▶ Input data:
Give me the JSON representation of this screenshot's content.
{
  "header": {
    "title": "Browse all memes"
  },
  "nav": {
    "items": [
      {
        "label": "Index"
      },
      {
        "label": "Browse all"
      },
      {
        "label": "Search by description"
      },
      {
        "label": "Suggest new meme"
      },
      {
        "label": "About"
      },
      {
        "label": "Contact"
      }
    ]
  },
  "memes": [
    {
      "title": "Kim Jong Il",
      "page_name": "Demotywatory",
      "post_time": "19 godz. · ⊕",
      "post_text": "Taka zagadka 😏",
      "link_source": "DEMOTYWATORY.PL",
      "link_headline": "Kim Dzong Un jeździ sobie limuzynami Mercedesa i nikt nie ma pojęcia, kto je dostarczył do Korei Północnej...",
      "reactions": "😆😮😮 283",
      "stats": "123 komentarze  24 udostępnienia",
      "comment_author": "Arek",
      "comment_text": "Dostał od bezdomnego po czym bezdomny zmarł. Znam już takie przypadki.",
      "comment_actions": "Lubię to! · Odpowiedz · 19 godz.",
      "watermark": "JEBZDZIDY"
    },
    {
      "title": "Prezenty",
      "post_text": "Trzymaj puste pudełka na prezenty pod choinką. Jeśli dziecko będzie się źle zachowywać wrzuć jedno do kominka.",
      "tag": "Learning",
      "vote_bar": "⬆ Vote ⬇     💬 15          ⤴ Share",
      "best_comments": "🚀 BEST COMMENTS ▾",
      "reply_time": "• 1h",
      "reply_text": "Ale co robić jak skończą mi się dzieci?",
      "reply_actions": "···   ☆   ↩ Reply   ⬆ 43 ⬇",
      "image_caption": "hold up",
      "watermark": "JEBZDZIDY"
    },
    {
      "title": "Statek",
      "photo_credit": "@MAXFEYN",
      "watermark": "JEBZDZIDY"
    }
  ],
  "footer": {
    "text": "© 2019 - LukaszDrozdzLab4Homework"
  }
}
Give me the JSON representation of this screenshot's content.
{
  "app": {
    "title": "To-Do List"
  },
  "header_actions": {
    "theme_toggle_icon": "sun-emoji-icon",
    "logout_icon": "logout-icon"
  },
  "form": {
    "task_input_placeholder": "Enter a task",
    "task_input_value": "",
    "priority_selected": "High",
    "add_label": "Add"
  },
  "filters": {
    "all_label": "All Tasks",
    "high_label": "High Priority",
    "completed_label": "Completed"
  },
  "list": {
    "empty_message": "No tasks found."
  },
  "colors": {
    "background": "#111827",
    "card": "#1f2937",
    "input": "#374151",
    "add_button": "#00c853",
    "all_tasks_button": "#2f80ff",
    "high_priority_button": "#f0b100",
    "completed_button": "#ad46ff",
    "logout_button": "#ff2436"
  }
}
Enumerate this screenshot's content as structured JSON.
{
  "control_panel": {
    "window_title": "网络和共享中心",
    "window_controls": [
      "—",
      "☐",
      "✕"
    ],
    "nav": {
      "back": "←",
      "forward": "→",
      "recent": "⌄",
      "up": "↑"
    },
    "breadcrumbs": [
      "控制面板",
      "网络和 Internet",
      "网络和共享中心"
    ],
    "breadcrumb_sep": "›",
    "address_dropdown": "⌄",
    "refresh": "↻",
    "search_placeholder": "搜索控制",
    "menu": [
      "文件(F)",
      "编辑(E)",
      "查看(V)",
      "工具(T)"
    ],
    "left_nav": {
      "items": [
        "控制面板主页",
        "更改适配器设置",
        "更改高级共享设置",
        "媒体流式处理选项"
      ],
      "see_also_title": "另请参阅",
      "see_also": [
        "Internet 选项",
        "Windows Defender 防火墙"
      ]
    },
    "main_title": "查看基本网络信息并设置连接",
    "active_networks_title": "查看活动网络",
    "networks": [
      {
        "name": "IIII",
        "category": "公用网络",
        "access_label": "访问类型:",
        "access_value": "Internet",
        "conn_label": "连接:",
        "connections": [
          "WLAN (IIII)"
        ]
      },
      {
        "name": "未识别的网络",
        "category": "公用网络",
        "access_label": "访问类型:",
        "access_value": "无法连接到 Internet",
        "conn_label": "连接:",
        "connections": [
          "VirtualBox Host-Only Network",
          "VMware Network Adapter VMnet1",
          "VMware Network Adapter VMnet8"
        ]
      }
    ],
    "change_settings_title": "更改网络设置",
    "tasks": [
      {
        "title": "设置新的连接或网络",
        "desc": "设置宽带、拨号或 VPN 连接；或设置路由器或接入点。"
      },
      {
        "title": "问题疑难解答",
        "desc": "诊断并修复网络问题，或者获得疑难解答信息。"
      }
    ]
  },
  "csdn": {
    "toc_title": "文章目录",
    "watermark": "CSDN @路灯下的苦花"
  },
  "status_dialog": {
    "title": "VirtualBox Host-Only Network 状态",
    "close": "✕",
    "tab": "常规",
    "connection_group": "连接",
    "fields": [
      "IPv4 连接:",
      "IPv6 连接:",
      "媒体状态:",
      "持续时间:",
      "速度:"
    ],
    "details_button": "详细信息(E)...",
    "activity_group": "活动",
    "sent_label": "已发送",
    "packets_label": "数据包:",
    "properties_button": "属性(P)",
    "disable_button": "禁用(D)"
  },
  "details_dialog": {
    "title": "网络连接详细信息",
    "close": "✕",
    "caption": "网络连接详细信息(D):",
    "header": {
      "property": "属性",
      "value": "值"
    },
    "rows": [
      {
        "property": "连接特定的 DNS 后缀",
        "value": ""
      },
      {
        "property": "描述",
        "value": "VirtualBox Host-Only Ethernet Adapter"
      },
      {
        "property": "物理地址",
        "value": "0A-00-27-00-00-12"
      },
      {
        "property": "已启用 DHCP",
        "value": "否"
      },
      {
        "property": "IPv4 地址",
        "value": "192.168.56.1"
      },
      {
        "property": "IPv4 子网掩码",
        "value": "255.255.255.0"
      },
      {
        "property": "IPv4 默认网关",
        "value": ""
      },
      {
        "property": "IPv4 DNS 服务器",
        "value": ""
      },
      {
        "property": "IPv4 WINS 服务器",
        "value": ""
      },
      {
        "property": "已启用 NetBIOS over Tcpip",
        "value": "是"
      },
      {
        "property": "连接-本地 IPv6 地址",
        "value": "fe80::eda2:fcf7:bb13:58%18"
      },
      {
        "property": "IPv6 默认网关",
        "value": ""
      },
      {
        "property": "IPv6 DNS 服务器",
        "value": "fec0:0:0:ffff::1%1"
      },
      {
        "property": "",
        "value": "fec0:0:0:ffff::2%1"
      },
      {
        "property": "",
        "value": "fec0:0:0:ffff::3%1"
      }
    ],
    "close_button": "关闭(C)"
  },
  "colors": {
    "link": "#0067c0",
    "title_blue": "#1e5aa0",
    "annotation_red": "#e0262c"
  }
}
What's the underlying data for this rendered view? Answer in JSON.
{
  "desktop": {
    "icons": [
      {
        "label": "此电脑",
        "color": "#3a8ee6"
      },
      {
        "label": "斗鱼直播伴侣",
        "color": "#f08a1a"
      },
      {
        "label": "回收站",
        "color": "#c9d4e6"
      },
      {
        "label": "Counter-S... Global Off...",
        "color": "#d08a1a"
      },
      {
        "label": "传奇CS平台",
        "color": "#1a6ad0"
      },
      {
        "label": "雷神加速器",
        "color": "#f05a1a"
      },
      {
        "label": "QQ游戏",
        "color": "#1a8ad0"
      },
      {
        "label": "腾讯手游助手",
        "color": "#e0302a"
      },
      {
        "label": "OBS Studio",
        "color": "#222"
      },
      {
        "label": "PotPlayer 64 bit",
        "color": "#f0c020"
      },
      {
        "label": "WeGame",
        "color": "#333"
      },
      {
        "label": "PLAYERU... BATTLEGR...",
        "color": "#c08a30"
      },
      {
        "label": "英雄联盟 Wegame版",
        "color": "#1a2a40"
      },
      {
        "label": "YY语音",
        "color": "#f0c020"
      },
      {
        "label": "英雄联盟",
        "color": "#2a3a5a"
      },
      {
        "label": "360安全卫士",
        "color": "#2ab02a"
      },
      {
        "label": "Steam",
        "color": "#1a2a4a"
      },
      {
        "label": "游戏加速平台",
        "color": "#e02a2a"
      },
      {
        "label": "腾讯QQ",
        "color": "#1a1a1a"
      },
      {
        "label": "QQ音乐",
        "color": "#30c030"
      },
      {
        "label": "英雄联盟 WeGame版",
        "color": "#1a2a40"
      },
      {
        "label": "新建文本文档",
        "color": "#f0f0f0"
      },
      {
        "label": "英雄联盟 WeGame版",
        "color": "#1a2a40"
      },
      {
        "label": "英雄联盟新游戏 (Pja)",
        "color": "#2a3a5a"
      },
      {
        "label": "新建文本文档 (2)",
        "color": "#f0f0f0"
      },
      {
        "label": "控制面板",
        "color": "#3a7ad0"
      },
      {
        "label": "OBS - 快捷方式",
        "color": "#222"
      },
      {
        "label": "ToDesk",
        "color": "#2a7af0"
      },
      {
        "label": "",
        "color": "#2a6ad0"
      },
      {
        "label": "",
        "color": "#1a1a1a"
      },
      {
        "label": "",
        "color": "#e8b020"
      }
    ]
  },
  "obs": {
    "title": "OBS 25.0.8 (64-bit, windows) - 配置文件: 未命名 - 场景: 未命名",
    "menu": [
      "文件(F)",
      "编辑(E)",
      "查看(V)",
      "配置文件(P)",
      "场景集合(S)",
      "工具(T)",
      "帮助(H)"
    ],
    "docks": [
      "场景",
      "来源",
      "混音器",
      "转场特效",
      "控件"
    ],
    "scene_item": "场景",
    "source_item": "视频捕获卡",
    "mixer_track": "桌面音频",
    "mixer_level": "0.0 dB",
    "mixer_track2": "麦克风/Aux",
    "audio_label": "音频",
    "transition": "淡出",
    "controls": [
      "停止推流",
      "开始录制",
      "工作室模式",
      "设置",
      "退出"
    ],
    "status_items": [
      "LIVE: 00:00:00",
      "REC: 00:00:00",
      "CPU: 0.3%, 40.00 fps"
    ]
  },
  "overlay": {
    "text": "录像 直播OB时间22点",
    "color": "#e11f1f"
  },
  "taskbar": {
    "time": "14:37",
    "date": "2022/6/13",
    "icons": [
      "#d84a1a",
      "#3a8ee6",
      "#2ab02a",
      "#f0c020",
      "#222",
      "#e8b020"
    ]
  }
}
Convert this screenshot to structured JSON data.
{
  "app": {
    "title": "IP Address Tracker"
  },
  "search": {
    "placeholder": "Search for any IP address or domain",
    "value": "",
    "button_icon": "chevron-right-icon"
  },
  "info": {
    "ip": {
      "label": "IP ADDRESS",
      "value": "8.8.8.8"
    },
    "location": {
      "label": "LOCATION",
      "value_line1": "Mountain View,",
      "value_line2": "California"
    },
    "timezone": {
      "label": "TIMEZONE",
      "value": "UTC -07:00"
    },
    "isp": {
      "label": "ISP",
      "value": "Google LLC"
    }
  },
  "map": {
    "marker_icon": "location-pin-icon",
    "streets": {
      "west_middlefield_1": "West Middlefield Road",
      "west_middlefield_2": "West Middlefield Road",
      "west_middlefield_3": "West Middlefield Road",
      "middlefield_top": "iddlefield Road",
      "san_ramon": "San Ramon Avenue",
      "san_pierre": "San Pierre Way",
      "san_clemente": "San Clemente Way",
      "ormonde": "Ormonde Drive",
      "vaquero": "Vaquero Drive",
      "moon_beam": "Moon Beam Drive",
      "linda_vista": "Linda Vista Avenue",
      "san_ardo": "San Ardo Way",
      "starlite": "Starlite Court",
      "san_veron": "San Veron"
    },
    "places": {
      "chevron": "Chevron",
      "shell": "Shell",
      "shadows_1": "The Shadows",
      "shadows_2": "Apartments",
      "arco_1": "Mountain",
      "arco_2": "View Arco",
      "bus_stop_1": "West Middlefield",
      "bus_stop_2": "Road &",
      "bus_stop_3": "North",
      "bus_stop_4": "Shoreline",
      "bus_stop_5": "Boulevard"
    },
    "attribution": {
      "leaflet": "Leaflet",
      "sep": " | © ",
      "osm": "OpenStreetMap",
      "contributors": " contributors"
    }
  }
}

▶ Task directions: Above are the records. Identify each line that contains the word "Adapter".

▶ Final result:
          "VMware Network Adapter VMnet1",
          "VMware Network Adapter VMnet8"
        "value": "VirtualBox Host-Only Ethernet Adapter"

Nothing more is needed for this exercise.